# [Task details]
What follows is a listing to be transcribed exactly.

# [Records provided]
-- begin --
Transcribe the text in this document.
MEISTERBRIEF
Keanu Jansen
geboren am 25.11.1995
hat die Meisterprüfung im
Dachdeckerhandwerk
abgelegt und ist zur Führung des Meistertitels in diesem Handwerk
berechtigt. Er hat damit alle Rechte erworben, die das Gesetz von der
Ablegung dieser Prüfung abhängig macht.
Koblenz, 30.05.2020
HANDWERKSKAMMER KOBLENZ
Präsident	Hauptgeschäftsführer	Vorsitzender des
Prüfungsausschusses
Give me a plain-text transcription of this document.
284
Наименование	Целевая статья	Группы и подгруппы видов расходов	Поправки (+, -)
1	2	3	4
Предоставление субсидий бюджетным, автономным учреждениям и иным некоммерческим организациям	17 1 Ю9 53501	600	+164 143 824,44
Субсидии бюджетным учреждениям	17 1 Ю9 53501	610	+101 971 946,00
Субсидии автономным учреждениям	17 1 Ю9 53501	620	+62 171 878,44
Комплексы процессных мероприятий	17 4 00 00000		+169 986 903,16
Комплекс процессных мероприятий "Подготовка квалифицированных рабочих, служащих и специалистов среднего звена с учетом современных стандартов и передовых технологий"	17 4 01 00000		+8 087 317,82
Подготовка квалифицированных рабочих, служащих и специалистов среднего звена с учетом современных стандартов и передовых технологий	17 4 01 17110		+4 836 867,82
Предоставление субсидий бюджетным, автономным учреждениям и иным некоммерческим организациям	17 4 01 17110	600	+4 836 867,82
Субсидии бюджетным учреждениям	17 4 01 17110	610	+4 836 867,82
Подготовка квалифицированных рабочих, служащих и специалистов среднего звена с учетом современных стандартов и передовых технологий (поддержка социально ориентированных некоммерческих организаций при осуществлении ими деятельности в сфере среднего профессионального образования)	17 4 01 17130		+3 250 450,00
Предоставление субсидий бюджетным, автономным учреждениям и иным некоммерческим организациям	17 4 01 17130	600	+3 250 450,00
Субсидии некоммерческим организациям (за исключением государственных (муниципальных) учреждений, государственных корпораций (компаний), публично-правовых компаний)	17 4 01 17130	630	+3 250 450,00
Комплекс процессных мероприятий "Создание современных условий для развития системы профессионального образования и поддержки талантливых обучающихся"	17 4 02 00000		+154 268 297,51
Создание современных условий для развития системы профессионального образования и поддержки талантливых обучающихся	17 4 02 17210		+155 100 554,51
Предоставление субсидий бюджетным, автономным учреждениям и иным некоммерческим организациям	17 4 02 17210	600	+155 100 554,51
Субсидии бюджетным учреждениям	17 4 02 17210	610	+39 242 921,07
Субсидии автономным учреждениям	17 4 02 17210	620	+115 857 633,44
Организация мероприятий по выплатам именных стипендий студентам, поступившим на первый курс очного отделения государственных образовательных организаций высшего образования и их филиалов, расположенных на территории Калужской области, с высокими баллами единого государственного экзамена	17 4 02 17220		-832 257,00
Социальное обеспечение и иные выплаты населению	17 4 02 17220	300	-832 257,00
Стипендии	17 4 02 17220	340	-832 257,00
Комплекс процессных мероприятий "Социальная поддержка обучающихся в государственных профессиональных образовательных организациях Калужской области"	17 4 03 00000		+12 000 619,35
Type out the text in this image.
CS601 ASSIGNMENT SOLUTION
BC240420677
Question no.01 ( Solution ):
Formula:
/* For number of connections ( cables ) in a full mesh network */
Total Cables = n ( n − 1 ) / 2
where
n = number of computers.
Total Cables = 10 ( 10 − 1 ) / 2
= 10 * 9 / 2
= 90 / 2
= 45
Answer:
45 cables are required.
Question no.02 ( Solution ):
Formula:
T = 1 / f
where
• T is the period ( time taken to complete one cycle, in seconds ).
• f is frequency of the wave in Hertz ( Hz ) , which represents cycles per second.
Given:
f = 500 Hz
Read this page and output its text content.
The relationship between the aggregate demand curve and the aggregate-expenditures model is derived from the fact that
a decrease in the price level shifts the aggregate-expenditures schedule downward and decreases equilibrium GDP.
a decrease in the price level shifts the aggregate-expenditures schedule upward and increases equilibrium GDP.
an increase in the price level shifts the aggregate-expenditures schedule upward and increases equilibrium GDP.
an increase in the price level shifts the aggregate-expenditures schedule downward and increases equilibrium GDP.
-- end --
# [Reply]
Transcribe the text in this document.
MEISTERBRIEF
Keanu Jansen
geboren am 25.11.1995
hat die Meisterprüfung im
Dachdeckerhandwerk
abgelegt und ist zur Führung des Meistertitels in diesem Handwerk
berechtigt. Er hat damit alle Rechte erworben, die das Gesetz von der
Ablegung dieser Prüfung abhängig macht.
Koblenz, 30.05.2020
HANDWERKSKAMMER KOBLENZ
Präsident	Hauptgeschäftsführer	Vorsitzender des
Prüfungsausschusses
Give me a plain-text transcription of this document.
284
Наименование	Целевая статья	Группы и подгруппы видов расходов	Поправки (+, -)
1	2	3	4
Предоставление субсидий бюджетным, автономным учреждениям и иным некоммерческим организациям	17 1 Ю9 53501	600	+164 143 824,44
Субсидии бюджетным учреждениям	17 1 Ю9 53501	610	+101 971 946,00
Субсидии автономным учреждениям	17 1 Ю9 53501	620	+62 171 878,44
Комплексы процессных мероприятий	17 4 00 00000		+169 986 903,16
Комплекс процессных мероприятий "Подготовка квалифицированных рабочих, служащих и специалистов среднего звена с учетом современных стандартов и передовых технологий"	17 4 01 00000		+8 087 317,82
Подготовка квалифицированных рабочих, служащих и специалистов среднего звена с учетом современных стандартов и передовых технологий	17 4 01 17110		+4 836 867,82
Предоставление субсидий бюджетным, автономным учреждениям и иным некоммерческим организациям	17 4 01 17110	600	+4 836 867,82
Субсидии бюджетным учреждениям	17 4 01 17110	610	+4 836 867,82
Подготовка квалифицированных рабочих, служащих и специалистов среднего звена с учетом современных стандартов и передовых технологий (поддержка социально ориентированных некоммерческих организаций при осуществлении ими деятельности в сфере среднего профессионального образования)	17 4 01 17130		+3 250 450,00
Предоставление субсидий бюджетным, автономным учреждениям и иным некоммерческим организациям	17 4 01 17130	600	+3 250 450,00
Субсидии некоммерческим организациям (за исключением государственных (муниципальных) учреждений, государственных корпораций (компаний), публично-правовых компаний)	17 4 01 17130	630	+3 250 450,00
Комплекс процессных мероприятий "Создание современных условий для развития системы профессионального образования и поддержки талантливых обучающихся"	17 4 02 00000		+154 268 297,51
Создание современных условий для развития системы профессионального образования и поддержки талантливых обучающихся	17 4 02 17210		+155 100 554,51
Предоставление субсидий бюджетным, автономным учреждениям и иным некоммерческим организациям	17 4 02 17210	600	+155 100 554,51
Субсидии бюджетным учреждениям	17 4 02 17210	610	+39 242 921,07
Субсидии автономным учреждениям	17 4 02 17210	620	+115 857 633,44
Организация мероприятий по выплатам именных стипендий студентам, поступившим на первый курс очного отделения государственных образовательных организаций высшего образования и их филиалов, расположенных на территории Калужской области, с высокими баллами единого государственного экзамена	17 4 02 17220		-832 257,00
Социальное обеспечение и иные выплаты населению	17 4 02 17220	300	-832 257,00
Стипендии	17 4 02 17220	340	-832 257,00
Комплекс процессных мероприятий "Социальная поддержка обучающихся в государственных профессиональных образовательных организациях Калужской области"	17 4 03 00000		+12 000 619,35
Type out the text in this image.
CS601 ASSIGNMENT SOLUTION
BC240420677
Question no.01 ( Solution ):
Formula:
/* For number of connections ( cables ) in a full mesh network */
Total Cables = n ( n − 1 ) / 2
where
n = number of computers.
Total Cables = 10 ( 10 − 1 ) / 2
= 10 * 9 / 2
= 90 / 2
= 45
Answer:
45 cables are required.
Question no.02 ( Solution ):
Formula:
T = 1 / f
where
• T is the period ( time taken to complete one cycle, in seconds ).
• f is frequency of the wave in Hertz ( Hz ) , which represents cycles per second.
Given:
f = 500 Hz
Read this page and output its text content.
The relationship between the aggregate demand curve and the aggregate-expenditures model is derived from the fact that
a decrease in the price level shifts the aggregate-expenditures schedule downward and decreases equilibrium GDP.
a decrease in the price level shifts the aggregate-expenditures schedule upward and increases equilibrium GDP.
an increase in the price level shifts the aggregate-expenditures schedule upward and increases equilibrium GDP.
an increase in the price level shifts the aggregate-expenditures schedule downward and increases equilibrium GDP.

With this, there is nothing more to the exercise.